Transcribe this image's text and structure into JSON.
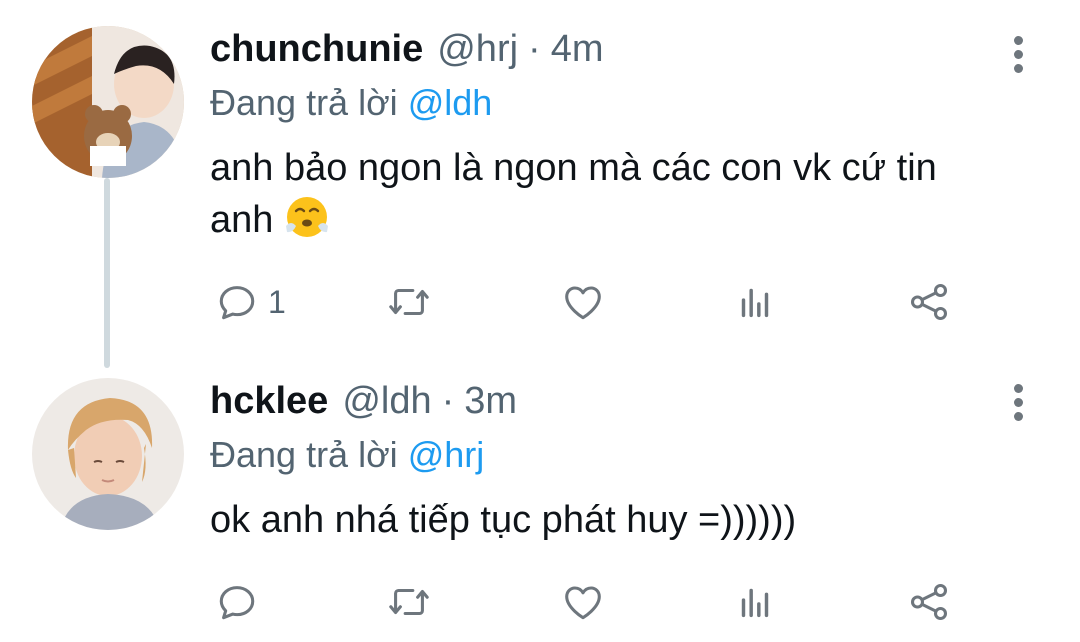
{
  "tweets": [
    {
      "display_name": "chunchunie",
      "handle": "@hrj",
      "separator": "·",
      "time": "4m",
      "reply_prefix": "Đang trả lời",
      "reply_to": "@ldh",
      "text": "anh bảo ngon là ngon mà các con vk cứ tin anh",
      "emoji": "face-with-steam-from-nose",
      "reply_count": "1"
    },
    {
      "display_name": "hcklee",
      "handle": "@ldh",
      "separator": "·",
      "time": "3m",
      "reply_prefix": "Đang trả lời",
      "reply_to": "@hrj",
      "text": "ok anh nhá tiếp tục phát huy =))))))",
      "reply_count": ""
    }
  ],
  "icons": [
    "reply-icon",
    "retweet-icon",
    "like-icon",
    "views-icon",
    "share-icon",
    "more-options-icon"
  ],
  "colors": {
    "link": "#1d9bf0",
    "muted": "#536471",
    "icon": "#6e767d",
    "thread_line": "#cfd9de"
  }
}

**REQUIRED TASK**
Every entry above should be duplicated exactly. Do not include the images.

**RESPONSE**
Transcribe this image's text and structure into JSON.
{
  "tweets": [
    {
      "display_name": "chunchunie",
      "handle": "@hrj",
      "separator": "·",
      "time": "4m",
      "reply_prefix": "Đang trả lời",
      "reply_to": "@ldh",
      "text": "anh bảo ngon là ngon mà các con vk cứ tin anh",
      "emoji": "face-with-steam-from-nose",
      "reply_count": "1"
    },
    {
      "display_name": "hcklee",
      "handle": "@ldh",
      "separator": "·",
      "time": "3m",
      "reply_prefix": "Đang trả lời",
      "reply_to": "@hrj",
      "text": "ok anh nhá tiếp tục phát huy =))))))",
      "reply_count": ""
    }
  ],
  "icons": [
    "reply-icon",
    "retweet-icon",
    "like-icon",
    "views-icon",
    "share-icon",
    "more-options-icon"
  ],
  "colors": {
    "link": "#1d9bf0",
    "muted": "#536471",
    "icon": "#6e767d",
    "thread_line": "#cfd9de"
  }
}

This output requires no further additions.